• [Exercise prompt]:
From the listing below, pick out each line with the word "Adobe".

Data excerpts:
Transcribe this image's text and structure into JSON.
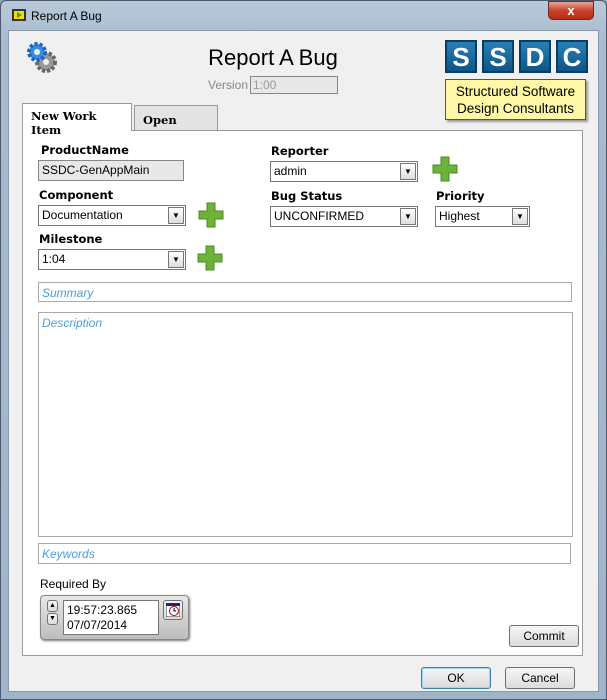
{
  "window": {
    "title": "Report A Bug",
    "close": "x"
  },
  "header": {
    "title": "Report A Bug",
    "version_label": "Version",
    "version_value": "1:00"
  },
  "logo": {
    "letters": [
      "S",
      "S",
      "D",
      "C"
    ],
    "line1": "Structured Software",
    "line2": "Design Consultants"
  },
  "tabs": [
    {
      "label": "New Work Item",
      "active": true
    },
    {
      "label": "Open Items",
      "active": false
    }
  ],
  "form": {
    "product_label": "ProductName",
    "product_value": "SSDC-GenAppMain",
    "component_label": "Component",
    "component_value": "Documentation",
    "milestone_label": "Milestone",
    "milestone_value": "1:04",
    "reporter_label": "Reporter",
    "reporter_value": "admin",
    "status_label": "Bug Status",
    "status_value": "UNCONFIRMED",
    "priority_label": "Priority",
    "priority_value": "Highest",
    "summary_placeholder": "Summary",
    "description_placeholder": "Description",
    "keywords_placeholder": "Keywords",
    "required_label": "Required By",
    "required_time": "19:57:23.865",
    "required_date": "07/07/2014",
    "commit": "Commit"
  },
  "buttons": {
    "ok": "OK",
    "cancel": "Cancel"
  },
  "colors": {
    "plus": "#6fb23a",
    "placeholder": "#4a9ee0",
    "logo_blue": "#0e5686",
    "logo_yellow": "#fdf7a6"
  }
}
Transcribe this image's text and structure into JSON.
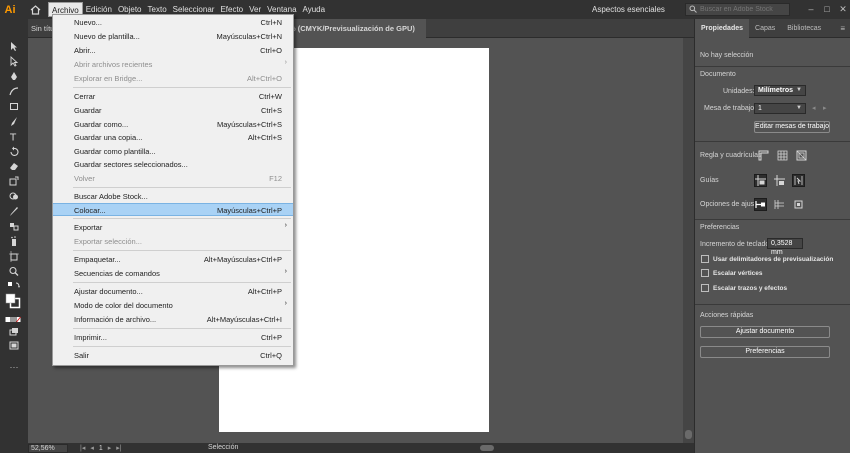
{
  "app": {
    "logo": "Ai",
    "home_icon": "home-icon"
  },
  "menubar": {
    "items": [
      "Archivo",
      "Edición",
      "Objeto",
      "Texto",
      "Seleccionar",
      "Efecto",
      "Ver",
      "Ventana",
      "Ayuda"
    ],
    "active": "Archivo",
    "workspace_label": "Aspectos esenciales",
    "search_placeholder": "Buscar en Adobe Stock"
  },
  "document_tabs": {
    "left_tab": "Sin títu",
    "active_tab": "% (CMYK/Previsualización de GPU)"
  },
  "archivo_menu": {
    "items": [
      {
        "label": "Nuevo...",
        "shortcut": "Ctrl+N",
        "enabled": true
      },
      {
        "label": "Nuevo de plantilla...",
        "shortcut": "Mayúsculas+Ctrl+N",
        "enabled": true
      },
      {
        "label": "Abrir...",
        "shortcut": "Ctrl+O",
        "enabled": true
      },
      {
        "label": "Abrir archivos recientes",
        "shortcut": "",
        "submenu": true,
        "enabled": false
      },
      {
        "label": "Explorar en Bridge...",
        "shortcut": "Alt+Ctrl+O",
        "enabled": false
      },
      {
        "label": "Cerrar",
        "shortcut": "Ctrl+W",
        "enabled": true
      },
      {
        "label": "Guardar",
        "shortcut": "Ctrl+S",
        "enabled": true
      },
      {
        "label": "Guardar como...",
        "shortcut": "Mayúsculas+Ctrl+S",
        "enabled": true
      },
      {
        "label": "Guardar una copia...",
        "shortcut": "Alt+Ctrl+S",
        "enabled": true
      },
      {
        "label": "Guardar como plantilla...",
        "shortcut": "",
        "enabled": true
      },
      {
        "label": "Guardar sectores seleccionados...",
        "shortcut": "",
        "enabled": true
      },
      {
        "label": "Volver",
        "shortcut": "F12",
        "enabled": false
      },
      {
        "label": "Buscar Adobe Stock...",
        "shortcut": "",
        "enabled": true
      },
      {
        "label": "Colocar...",
        "shortcut": "Mayúsculas+Ctrl+P",
        "enabled": true,
        "highlighted": true
      },
      {
        "label": "Exportar",
        "shortcut": "",
        "submenu": true,
        "enabled": true
      },
      {
        "label": "Exportar selección...",
        "shortcut": "",
        "enabled": false
      },
      {
        "label": "Empaquetar...",
        "shortcut": "Alt+Mayúsculas+Ctrl+P",
        "enabled": true
      },
      {
        "label": "Secuencias de comandos",
        "shortcut": "",
        "submenu": true,
        "enabled": true
      },
      {
        "label": "Ajustar documento...",
        "shortcut": "Alt+Ctrl+P",
        "enabled": true
      },
      {
        "label": "Modo de color del documento",
        "shortcut": "",
        "submenu": true,
        "enabled": true
      },
      {
        "label": "Información de archivo...",
        "shortcut": "Alt+Mayúsculas+Ctrl+I",
        "enabled": true
      },
      {
        "label": "Imprimir...",
        "shortcut": "Ctrl+P",
        "enabled": true
      },
      {
        "label": "Salir",
        "shortcut": "Ctrl+Q",
        "enabled": true
      }
    ]
  },
  "panel": {
    "tabs": [
      "Propiedades",
      "Capas",
      "Bibliotecas"
    ],
    "active_tab": "Propiedades",
    "no_selection": "No hay selección",
    "documento_heading": "Documento",
    "unidades_label": "Unidades:",
    "unidades_value": "Milímetros",
    "mesa_label": "Mesa de trabajo:",
    "mesa_value": "1",
    "edit_artboards_button": "Editar mesas de trabajo",
    "reglas_label": "Regla y cuadrículas",
    "guias_label": "Guías",
    "ajuste_label": "Opciones de ajuste",
    "preferencias_heading": "Preferencias",
    "incremento_label": "Incremento de teclado:",
    "incremento_value": "0,3528 mm",
    "checkboxes": [
      {
        "label": "Usar delimitadores de previsualización",
        "checked": false
      },
      {
        "label": "Escalar vértices",
        "checked": false
      },
      {
        "label": "Escalar trazos y efectos",
        "checked": false
      }
    ],
    "acciones_heading": "Acciones rápidas",
    "ajustar_documento_button": "Ajustar documento",
    "preferencias_button": "Preferencias"
  },
  "status": {
    "zoom": "52,56%",
    "page": "1",
    "tool": "Selección"
  },
  "colors": {
    "accent": "#ff9a00",
    "menu_highlight": "#a9d2f5"
  }
}
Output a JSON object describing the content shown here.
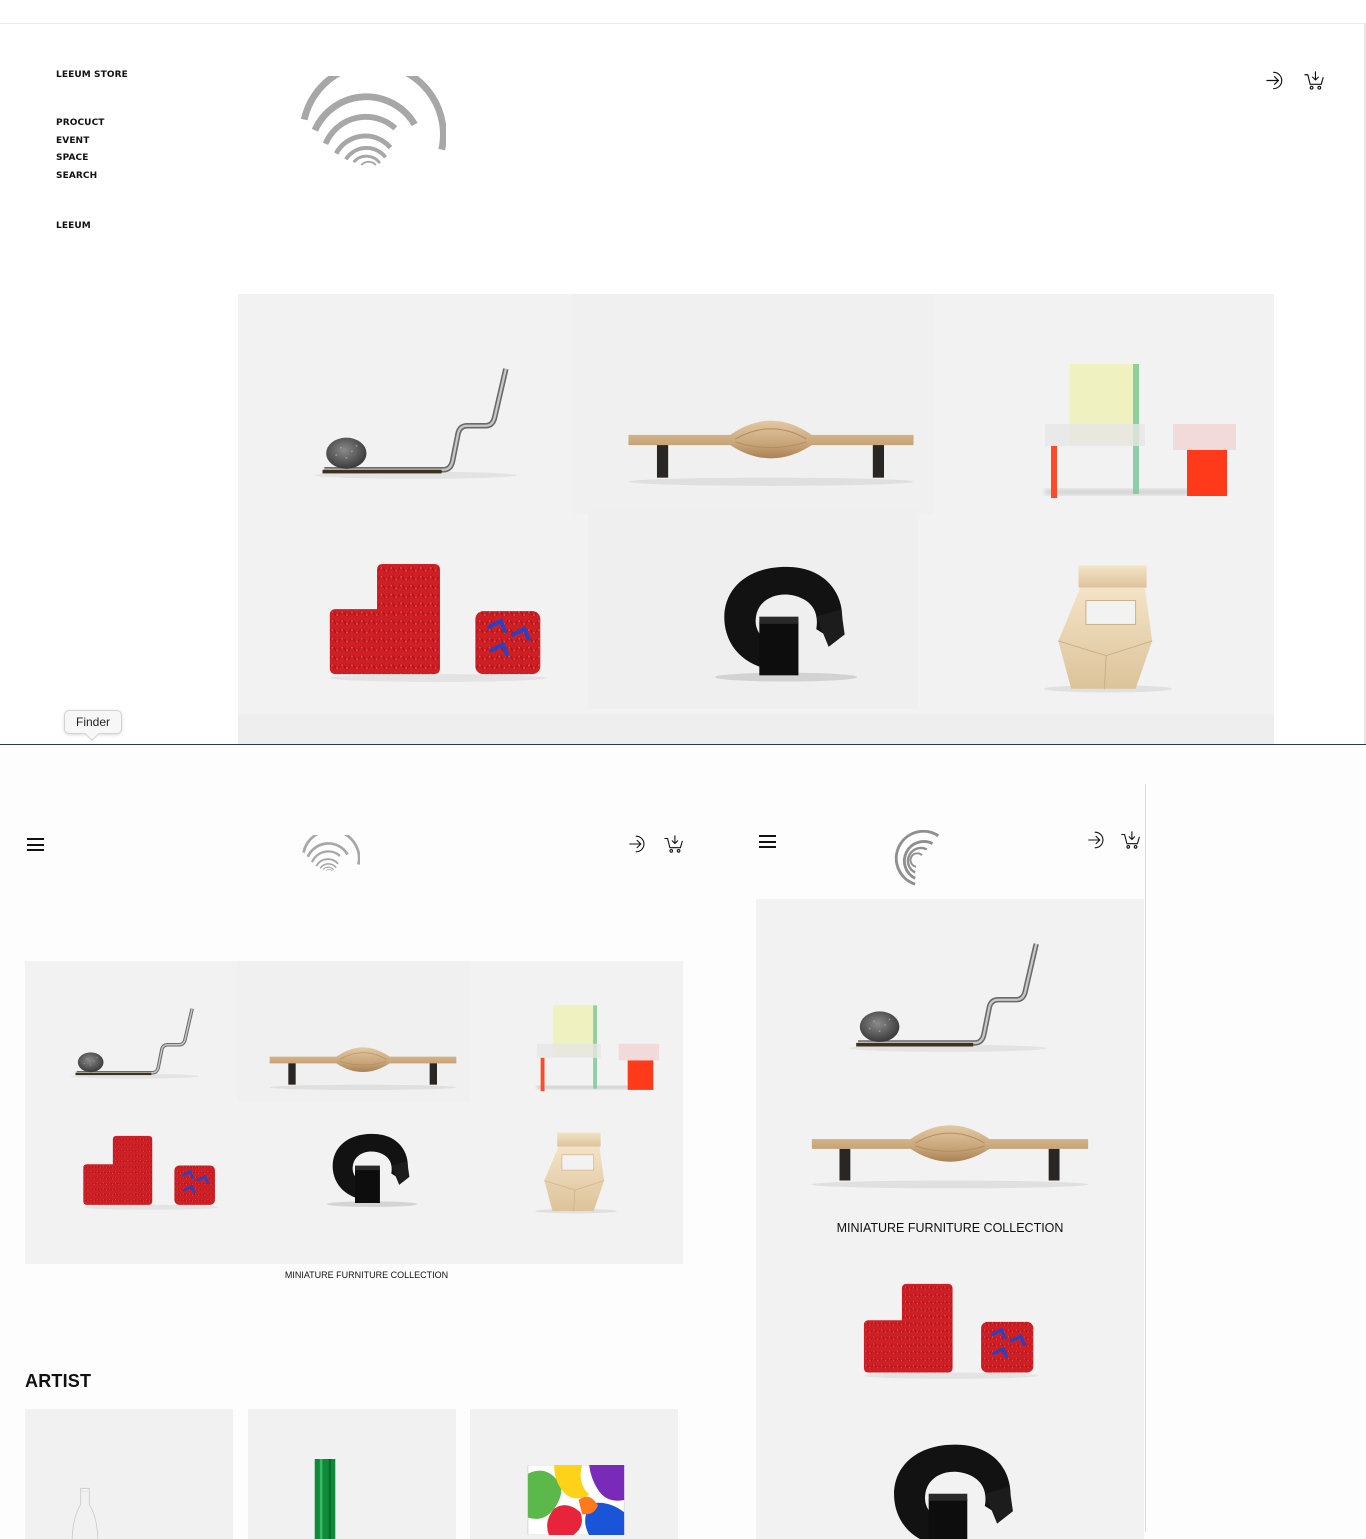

• [Result of this exercise]:
    "search_placeholder": "Buscar en Adobe Stock"
        "label": "Buscar Adobe Stock...",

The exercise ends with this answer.